▶ [WHAT YOU HAVE TO DO]:
Pull out every line with the word "theme".

## START DATASET ROWS

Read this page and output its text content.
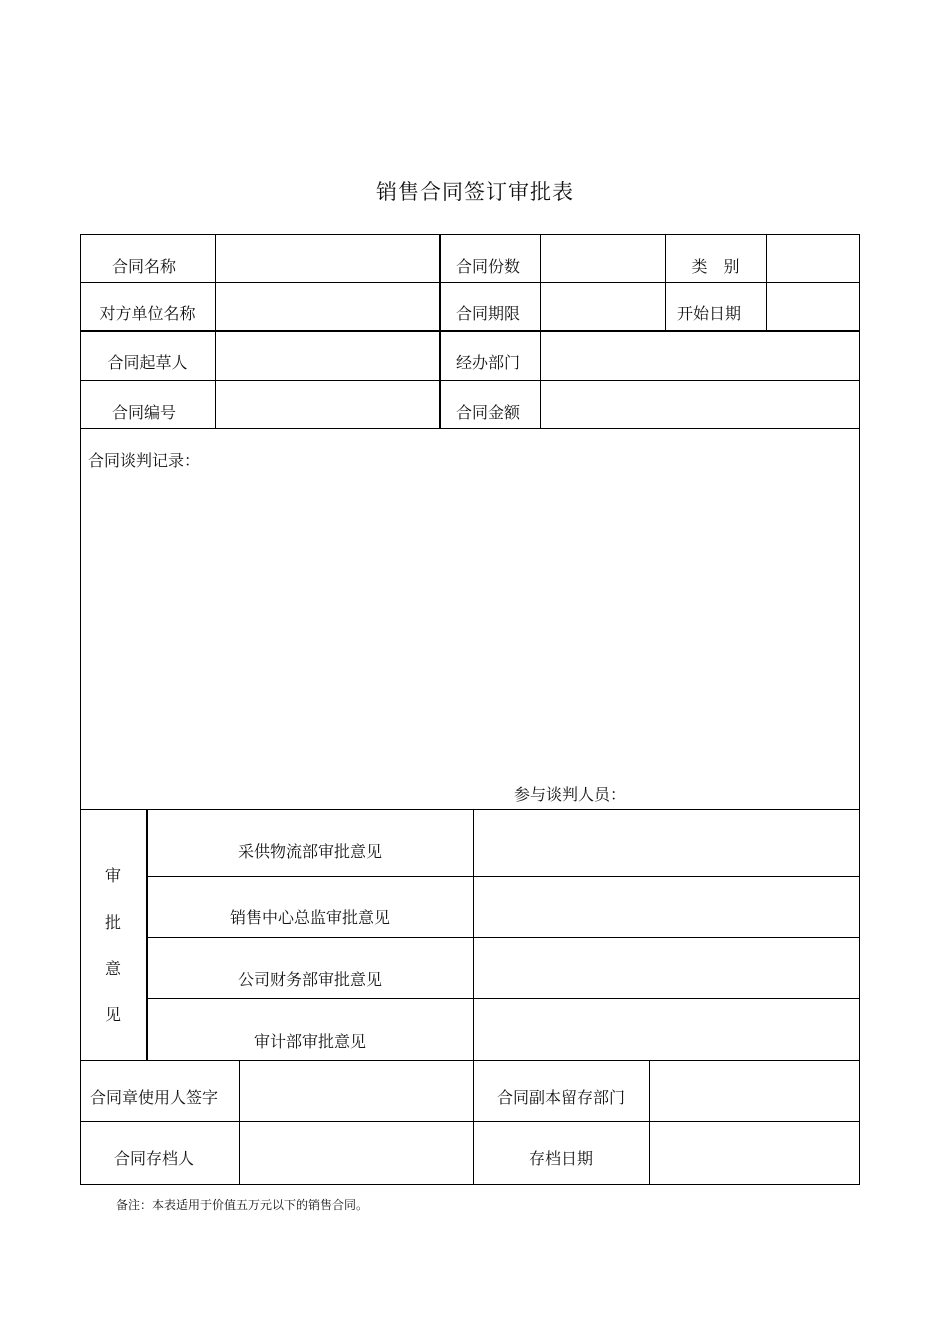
销售合同签订审批表
合同名称	合同份数	类　别
对方单位名称	合同期限	开始日期
合同起草人	经办部门
合同编号	合同金额
合同谈判记录：
参与谈判人员：
审
批
意
见
采供物流部审批意见
销售中心总监审批意见
公司财务部审批意见
审计部审批意见
合同章使用人签字	合同副本留存部门
合同存档人	存档日期
备注：本表适用于价值五万元以下的销售合同。
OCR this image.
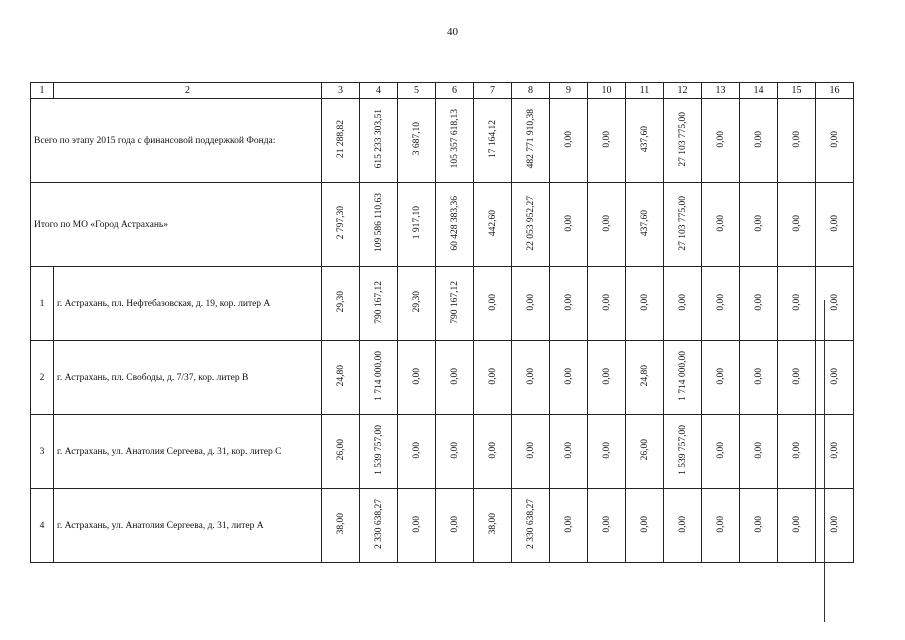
40
1	2	3	4	5	6	7	8	9	10	11	12	13	14	15	16
Всего по этапу 2015 года с финансовой поддержкой Фонда:		21 288,82	615 233 303,51	3 687,10	105 357 618,13	17 164,12	482 771 910,38	0,00	0,00	437,60	27 103 775,00	0,00	0,00	0,00	0,00
Итого по МО «Город Астрахань»		2 797,30	109 586 110,63	1 917,10	60 428 383,36	442,60	22 053 952,27	0,00	0,00	437,60	27 103 775,00	0,00	0,00	0,00	0,00
1	г. Астрахань, пл. Нефтебазовская, д. 19, кор. литер А	29,30	790 167,12	29,30	790 167,12	0,00	0,00	0,00	0,00	0,00	0,00	0,00	0,00	0,00	0,00
2	г. Астрахань, пл. Свободы, д. 7/37, кор. литер В	24,80	1 714 000,00	0,00	0,00	0,00	0,00	0,00	0,00	24,80	1 714 000,00	0,00	0,00	0,00	0,00
3	г. Астрахань, ул. Анатолия Сергеева, д. 31, кор. литер С	26,00	1 539 757,00	0,00	0,00	0,00	0,00	0,00	0,00	26,00	1 539 757,00	0,00	0,00	0,00	0,00
4	г. Астрахань, ул. Анатолия Сергеева, д. 31, литер А	38,00	2 330 638,27	0,00	0,00	38,00	2 330 638,27	0,00	0,00	0,00	0,00	0,00	0,00	0,00	0,00
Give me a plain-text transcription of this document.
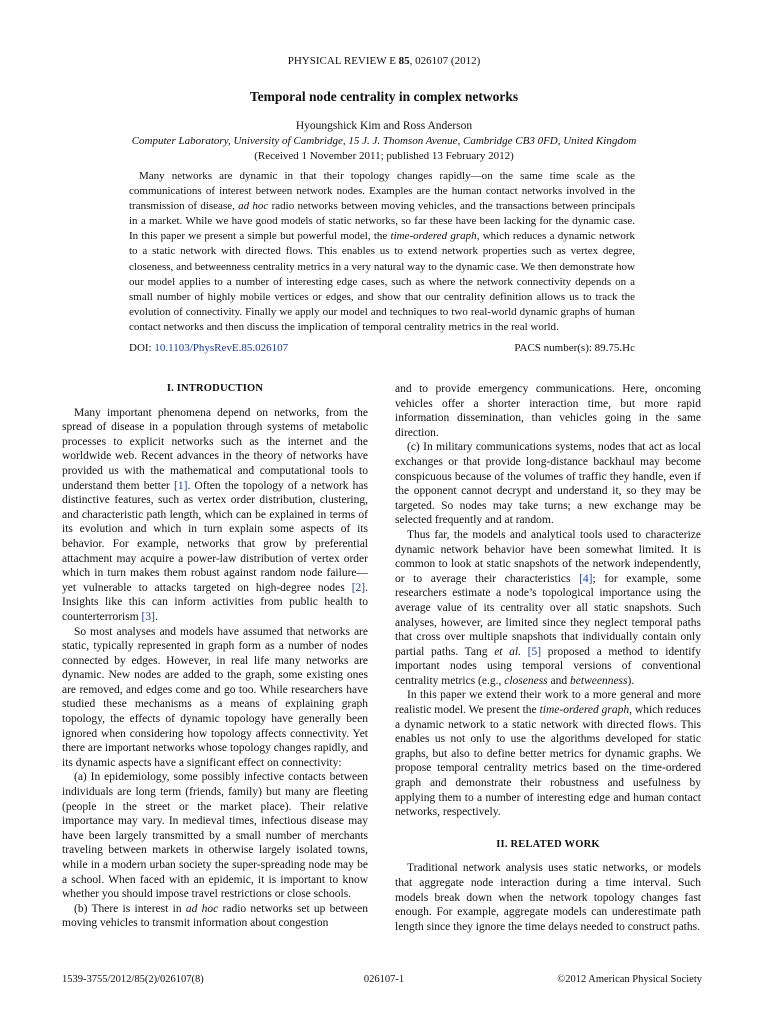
PHYSICAL REVIEW E 85, 026107 (2012)
Temporal node centrality in complex networks
Hyoungshick Kim and Ross Anderson
Computer Laboratory, University of Cambridge, 15 J. J. Thomson Avenue, Cambridge CB3 0FD, United Kingdom
(Received 1 November 2011; published 13 February 2012)
Many networks are dynamic in that their topology changes rapidly—on the same time scale as the communications of interest between network nodes. Examples are the human contact networks involved in the transmission of disease, ad hoc radio networks between moving vehicles, and the transactions between principals in a market. While we have good models of static networks, so far these have been lacking for the dynamic case. In this paper we present a simple but powerful model, the time-ordered graph, which reduces a dynamic network to a static network with directed flows. This enables us to extend network properties such as vertex degree, closeness, and betweenness centrality metrics in a very natural way to the dynamic case. We then demonstrate how our model applies to a number of interesting edge cases, such as where the network connectivity depends on a small number of highly mobile vertices or edges, and show that our centrality definition allows us to track the evolution of connectivity. Finally we apply our model and techniques to two real-world dynamic graphs of human contact networks and then discuss the implication of temporal centrality metrics in the real world.
DOI: 10.1103/PhysRevE.85.026107	PACS number(s): 89.75.Hc
I. INTRODUCTION

Many important phenomena depend on networks, from the spread of disease in a population through systems of metabolic processes to explicit networks such as the internet and the worldwide web. Recent advances in the theory of networks have provided us with the mathematical and computational tools to understand them better [1]. Often the topology of a network has distinctive features, such as vertex order distribution, clustering, and characteristic path length, which can be explained in terms of its evolution and which in turn explain some aspects of its behavior. For example, networks that grow by preferential attachment may acquire a power-law distribution of vertex order which in turn makes them robust against random node failure—yet vulnerable to attacks targeted on high-degree nodes [2]. Insights like this can inform activities from public health to counterterrorism [3].

So most analyses and models have assumed that networks are static, typically represented in graph form as a number of nodes connected by edges. However, in real life many networks are dynamic. New nodes are added to the graph, some existing ones are removed, and edges come and go too. While researchers have studied these mechanisms as a means of explaining graph topology, the effects of dynamic topology have generally been ignored when considering how topology affects connectivity. Yet there are important networks whose topology changes rapidly, and its dynamic aspects have a significant effect on connectivity:

(a) In epidemiology, some possibly infective contacts between individuals are long term (friends, family) but many are fleeting (people in the street or the market place). Their relative importance may vary. In medieval times, infectious disease may have been largely transmitted by a small number of merchants traveling between markets in otherwise largely isolated towns, while in a modern urban society the super-spreading node may be a school. When faced with an epidemic, it is important to know whether you should impose travel restrictions or close schools.

(b) There is interest in ad hoc radio networks set up between moving vehicles to transmit information about congestion

and to provide emergency communications. Here, oncoming vehicles offer a shorter interaction time, but more rapid information dissemination, than vehicles going in the same direction.

(c) In military communications systems, nodes that act as local exchanges or that provide long-distance backhaul may become conspicuous because of the volumes of traffic they handle, even if the opponent cannot decrypt and understand it, so they may be targeted. So nodes may take turns; a new exchange may be selected frequently and at random.

Thus far, the models and analytical tools used to characterize dynamic network behavior have been somewhat limited. It is common to look at static snapshots of the network independently, or to average their characteristics [4]; for example, some researchers estimate a node’s topological importance using the average value of its centrality over all static snapshots. Such analyses, however, are limited since they neglect temporal paths that cross over multiple snapshots that individually contain only partial paths. Tang et al. [5] proposed a method to identify important nodes using temporal versions of conventional centrality metrics (e.g., closeness and betweenness).

In this paper we extend their work to a more general and more realistic model. We present the time-ordered graph, which reduces a dynamic network to a static network with directed flows. This enables us not only to use the algorithms developed for static graphs, but also to define better metrics for dynamic graphs. We propose temporal centrality metrics based on the time-ordered graph and demonstrate their robustness and usefulness by applying them to a number of interesting edge and human contact networks, respectively.

II. RELATED WORK

Traditional network analysis uses static networks, or models that aggregate node interaction during a time interval. Such models break down when the network topology changes fast enough. For example, aggregate models can underestimate path length since they ignore the time delays needed to construct paths.

1539-3755/2012/85(2)/026107(8)	026107-1	©2012 American Physical Society
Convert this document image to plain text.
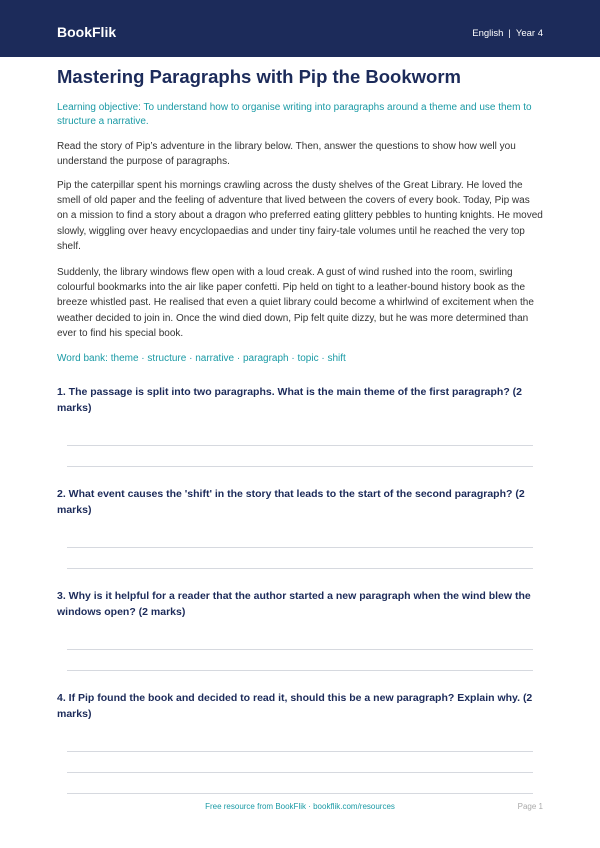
BookFlik	English | Year 4
Mastering Paragraphs with Pip the Bookworm

Learning objective: To understand how to organise writing into paragraphs around a theme and use them to structure a narrative.

Read the story of Pip’s adventure in the library below. Then, answer the questions to show how well you understand the purpose of paragraphs.

Pip the caterpillar spent his mornings crawling across the dusty shelves of the Great Library. He loved the smell of old paper and the feeling of adventure that lived between the covers of every book. Today, Pip was on a mission to find a story about a dragon who preferred eating glittery pebbles to hunting knights. He moved slowly, wiggling over heavy encyclopaedias and under tiny fairy-tale volumes until he reached the very top shelf.

Suddenly, the library windows flew open with a loud creak. A gust of wind rushed into the room, swirling colourful bookmarks into the air like paper confetti. Pip held on tight to a leather-bound history book as the breeze whistled past. He realised that even a quiet library could become a whirlwind of excitement when the weather decided to join in. Once the wind died down, Pip felt quite dizzy, but he was more determined than ever to find his special book.

Word bank: theme · structure · narrative · paragraph · topic · shift

1. The passage is split into two paragraphs. What is the main theme of the first paragraph? (2 marks)
2. What event causes the 'shift' in the story that leads to the start of the second paragraph? (2 marks)
3. Why is it helpful for a reader that the author started a new paragraph when the wind blew the windows open? (2 marks)
4. If Pip found the book and decided to read it, should this be a new paragraph? Explain why. (2 marks)
Free resource from BookFlik · bookflik.com/resources	Page 1
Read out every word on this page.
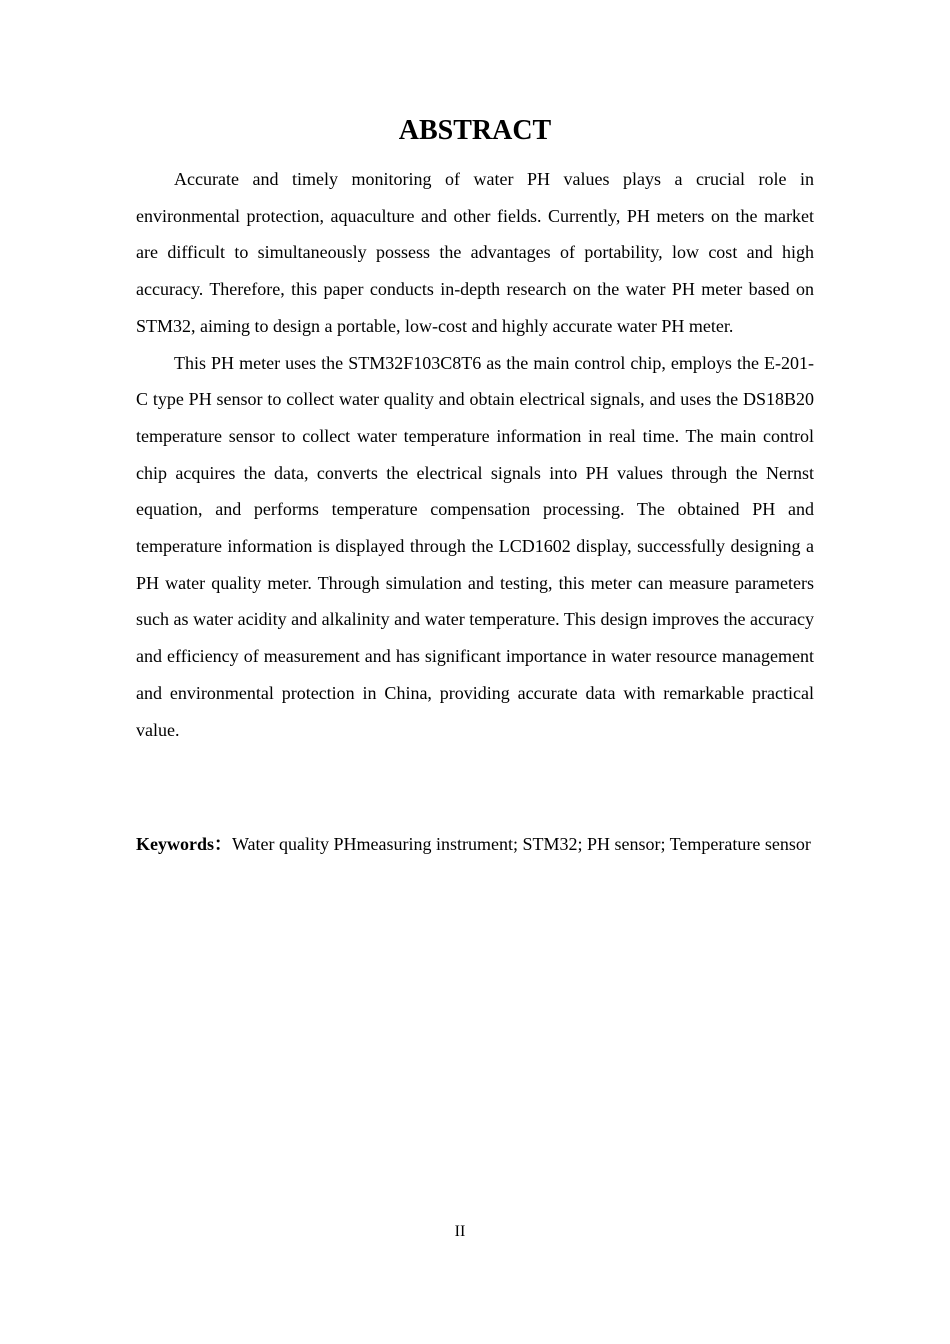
ABSTRACT

Accurate and timely monitoring of water PH values plays a crucial role in environmental protection, aquaculture and other fields. Currently, PH meters on the market are difficult to simultaneously possess the advantages of portability, low cost and high accuracy. Therefore, this paper conducts in-depth research on the water PH meter based on STM32, aiming to design a portable, low-cost and highly accurate water PH meter.

This PH meter uses the STM32F103C8T6 as the main control chip, employs the E-201-C type PH sensor to collect water quality and obtain electrical signals, and uses the DS18B20 temperature sensor to collect water temperature information in real time. The main control chip acquires the data, converts the electrical signals into PH values through the Nernst equation, and performs temperature compensation processing. The obtained PH and temperature information is displayed through the LCD1602 display, successfully designing a PH water quality meter. Through simulation and testing, this meter can measure parameters such as water acidity and alkalinity and water temperature. This design improves the accuracy and efficiency of measurement and has significant importance in water resource management and environmental protection in China, providing accurate data with remarkable practical value.

Keywords：Water quality PHmeasuring instrument; STM32; PH sensor; Temperature sensor

II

## END DATASET ROWS

▶ [THE REPLY]:
Learning objective: To understand how to organise writing into paragraphs around a theme and use them to structure a narrative.
Word bank: theme · structure · narrative · paragraph · topic · shift
1. The passage is split into two paragraphs. What is the main theme of the first paragraph? (2 marks)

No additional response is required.